TO BE DONE
Transcribe the material below exactly as it appears.

GIVEN RECORDS
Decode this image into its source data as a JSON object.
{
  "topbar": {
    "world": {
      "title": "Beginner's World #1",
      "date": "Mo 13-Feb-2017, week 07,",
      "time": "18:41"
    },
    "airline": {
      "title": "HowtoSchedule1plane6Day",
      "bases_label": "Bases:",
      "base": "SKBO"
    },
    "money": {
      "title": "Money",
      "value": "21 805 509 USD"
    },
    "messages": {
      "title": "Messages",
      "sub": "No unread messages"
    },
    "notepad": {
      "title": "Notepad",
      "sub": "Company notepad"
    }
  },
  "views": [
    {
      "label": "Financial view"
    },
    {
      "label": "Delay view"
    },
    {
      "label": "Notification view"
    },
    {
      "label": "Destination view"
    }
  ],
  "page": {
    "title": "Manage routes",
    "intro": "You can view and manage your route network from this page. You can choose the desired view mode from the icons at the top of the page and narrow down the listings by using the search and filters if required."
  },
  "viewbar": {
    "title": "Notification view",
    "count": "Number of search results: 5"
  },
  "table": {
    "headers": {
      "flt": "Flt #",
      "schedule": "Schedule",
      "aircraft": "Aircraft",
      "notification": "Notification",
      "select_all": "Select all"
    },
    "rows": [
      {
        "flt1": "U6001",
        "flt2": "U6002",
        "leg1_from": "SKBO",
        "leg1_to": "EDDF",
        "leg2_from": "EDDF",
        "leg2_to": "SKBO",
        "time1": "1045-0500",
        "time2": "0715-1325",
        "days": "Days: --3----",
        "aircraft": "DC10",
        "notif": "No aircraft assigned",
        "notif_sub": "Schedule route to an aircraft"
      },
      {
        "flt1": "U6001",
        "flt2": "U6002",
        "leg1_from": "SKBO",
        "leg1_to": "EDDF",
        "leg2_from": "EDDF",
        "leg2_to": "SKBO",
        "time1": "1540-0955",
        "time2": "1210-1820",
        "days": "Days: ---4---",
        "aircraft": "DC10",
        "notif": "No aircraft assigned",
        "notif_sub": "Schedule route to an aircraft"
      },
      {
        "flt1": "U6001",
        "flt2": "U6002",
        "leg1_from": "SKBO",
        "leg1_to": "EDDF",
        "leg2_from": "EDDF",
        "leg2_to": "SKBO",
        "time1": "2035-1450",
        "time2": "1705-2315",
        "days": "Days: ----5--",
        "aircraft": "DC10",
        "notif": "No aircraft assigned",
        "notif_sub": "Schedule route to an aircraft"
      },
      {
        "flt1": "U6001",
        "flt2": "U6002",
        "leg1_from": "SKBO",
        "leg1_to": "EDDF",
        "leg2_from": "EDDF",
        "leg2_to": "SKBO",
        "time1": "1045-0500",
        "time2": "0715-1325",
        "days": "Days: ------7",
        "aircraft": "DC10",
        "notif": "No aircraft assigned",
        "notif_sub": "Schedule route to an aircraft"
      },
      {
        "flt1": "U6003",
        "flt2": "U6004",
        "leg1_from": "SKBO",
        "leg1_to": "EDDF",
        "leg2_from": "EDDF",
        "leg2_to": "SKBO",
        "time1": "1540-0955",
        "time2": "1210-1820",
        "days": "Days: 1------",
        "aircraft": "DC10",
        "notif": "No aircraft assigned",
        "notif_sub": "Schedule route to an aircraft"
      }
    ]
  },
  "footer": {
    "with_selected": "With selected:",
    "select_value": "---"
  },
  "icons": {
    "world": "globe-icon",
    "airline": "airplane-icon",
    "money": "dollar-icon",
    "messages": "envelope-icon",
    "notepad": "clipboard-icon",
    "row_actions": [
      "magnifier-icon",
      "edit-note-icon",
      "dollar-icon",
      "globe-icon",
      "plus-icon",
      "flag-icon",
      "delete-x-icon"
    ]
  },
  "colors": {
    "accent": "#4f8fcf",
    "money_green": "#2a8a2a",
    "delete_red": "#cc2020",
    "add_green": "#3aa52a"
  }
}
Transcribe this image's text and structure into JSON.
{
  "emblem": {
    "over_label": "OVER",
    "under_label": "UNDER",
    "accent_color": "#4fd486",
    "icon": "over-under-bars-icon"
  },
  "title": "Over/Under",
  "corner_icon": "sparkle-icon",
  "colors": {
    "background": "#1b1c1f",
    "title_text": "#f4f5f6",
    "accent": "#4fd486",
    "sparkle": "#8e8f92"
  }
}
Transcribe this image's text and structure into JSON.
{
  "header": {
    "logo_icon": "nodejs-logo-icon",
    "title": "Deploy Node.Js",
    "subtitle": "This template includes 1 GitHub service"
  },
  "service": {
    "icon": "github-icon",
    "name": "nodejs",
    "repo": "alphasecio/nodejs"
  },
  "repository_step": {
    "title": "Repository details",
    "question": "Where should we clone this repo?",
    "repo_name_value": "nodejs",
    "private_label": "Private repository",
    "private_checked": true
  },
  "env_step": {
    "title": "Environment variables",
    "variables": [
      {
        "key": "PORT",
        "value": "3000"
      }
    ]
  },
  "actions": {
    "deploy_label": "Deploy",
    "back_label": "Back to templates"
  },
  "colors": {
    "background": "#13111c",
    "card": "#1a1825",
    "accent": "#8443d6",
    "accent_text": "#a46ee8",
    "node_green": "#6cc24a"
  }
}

THE RESPONSE
Decode this image into its source data as a JSON object.
{
  "topbar": {
    "world": {
      "title": "Beginner's World #1",
      "date": "Mo 13-Feb-2017, week 07,",
      "time": "18:41"
    },
    "airline": {
      "title": "HowtoSchedule1plane6Day",
      "bases_label": "Bases:",
      "base": "SKBO"
    },
    "money": {
      "title": "Money",
      "value": "21 805 509 USD"
    },
    "messages": {
      "title": "Messages",
      "sub": "No unread messages"
    },
    "notepad": {
      "title": "Notepad",
      "sub": "Company notepad"
    }
  },
  "views": [
    {
      "label": "Financial view"
    },
    {
      "label": "Delay view"
    },
    {
      "label": "Notification view"
    },
    {
      "label": "Destination view"
    }
  ],
  "page": {
    "title": "Manage routes",
    "intro": "You can view and manage your route network from this page. You can choose the desired view mode from the icons at the top of the page and narrow down the listings by using the search and filters if required."
  },
  "viewbar": {
    "title": "Notification view",
    "count": "Number of search results: 5"
  },
  "table": {
    "headers": {
      "flt": "Flt #",
      "schedule": "Schedule",
      "aircraft": "Aircraft",
      "notification": "Notification",
      "select_all": "Select all"
    },
    "rows": [
      {
        "flt1": "U6001",
        "flt2": "U6002",
        "leg1_from": "SKBO",
        "leg1_to": "EDDF",
        "leg2_from": "EDDF",
        "leg2_to": "SKBO",
        "time1": "1045-0500",
        "time2": "0715-1325",
        "days": "Days: --3----",
        "aircraft": "DC10",
        "notif": "No aircraft assigned",
        "notif_sub": "Schedule route to an aircraft"
      },
      {
        "flt1": "U6001",
        "flt2": "U6002",
        "leg1_from": "SKBO",
        "leg1_to": "EDDF",
        "leg2_from": "EDDF",
        "leg2_to": "SKBO",
        "time1": "1540-0955",
        "time2": "1210-1820",
        "days": "Days: ---4---",
        "aircraft": "DC10",
        "notif": "No aircraft assigned",
        "notif_sub": "Schedule route to an aircraft"
      },
      {
        "flt1": "U6001",
        "flt2": "U6002",
        "leg1_from": "SKBO",
        "leg1_to": "EDDF",
        "leg2_from": "EDDF",
        "leg2_to": "SKBO",
        "time1": "2035-1450",
        "time2": "1705-2315",
        "days": "Days: ----5--",
        "aircraft": "DC10",
        "notif": "No aircraft assigned",
        "notif_sub": "Schedule route to an aircraft"
      },
      {
        "flt1": "U6001",
        "flt2": "U6002",
        "leg1_from": "SKBO",
        "leg1_to": "EDDF",
        "leg2_from": "EDDF",
        "leg2_to": "SKBO",
        "time1": "1045-0500",
        "time2": "0715-1325",
        "days": "Days: ------7",
        "aircraft": "DC10",
        "notif": "No aircraft assigned",
        "notif_sub": "Schedule route to an aircraft"
      },
      {
        "flt1": "U6003",
        "flt2": "U6004",
        "leg1_from": "SKBO",
        "leg1_to": "EDDF",
        "leg2_from": "EDDF",
        "leg2_to": "SKBO",
        "time1": "1540-0955",
        "time2": "1210-1820",
        "days": "Days: 1------",
        "aircraft": "DC10",
        "notif": "No aircraft assigned",
        "notif_sub": "Schedule route to an aircraft"
      }
    ]
  },
  "footer": {
    "with_selected": "With selected:",
    "select_value": "---"
  },
  "icons": {
    "world": "globe-icon",
    "airline": "airplane-icon",
    "money": "dollar-icon",
    "messages": "envelope-icon",
    "notepad": "clipboard-icon",
    "row_actions": [
      "magnifier-icon",
      "edit-note-icon",
      "dollar-icon",
      "globe-icon",
      "plus-icon",
      "flag-icon",
      "delete-x-icon"
    ]
  },
  "colors": {
    "accent": "#4f8fcf",
    "money_green": "#2a8a2a",
    "delete_red": "#cc2020",
    "add_green": "#3aa52a"
  }
}
Transcribe this image's text and structure into JSON.
{
  "emblem": {
    "over_label": "OVER",
    "under_label": "UNDER",
    "accent_color": "#4fd486",
    "icon": "over-under-bars-icon"
  },
  "title": "Over/Under",
  "corner_icon": "sparkle-icon",
  "colors": {
    "background": "#1b1c1f",
    "title_text": "#f4f5f6",
    "accent": "#4fd486",
    "sparkle": "#8e8f92"
  }
}
Transcribe this image's text and structure into JSON.
{
  "header": {
    "logo_icon": "nodejs-logo-icon",
    "title": "Deploy Node.Js",
    "subtitle": "This template includes 1 GitHub service"
  },
  "service": {
    "icon": "github-icon",
    "name": "nodejs",
    "repo": "alphasecio/nodejs"
  },
  "repository_step": {
    "title": "Repository details",
    "question": "Where should we clone this repo?",
    "repo_name_value": "nodejs",
    "private_label": "Private repository",
    "private_checked": true
  },
  "env_step": {
    "title": "Environment variables",
    "variables": [
      {
        "key": "PORT",
        "value": "3000"
      }
    ]
  },
  "actions": {
    "deploy_label": "Deploy",
    "back_label": "Back to templates"
  },
  "colors": {
    "background": "#13111c",
    "card": "#1a1825",
    "accent": "#8443d6",
    "accent_text": "#a46ee8",
    "node_green": "#6cc24a"
  }
}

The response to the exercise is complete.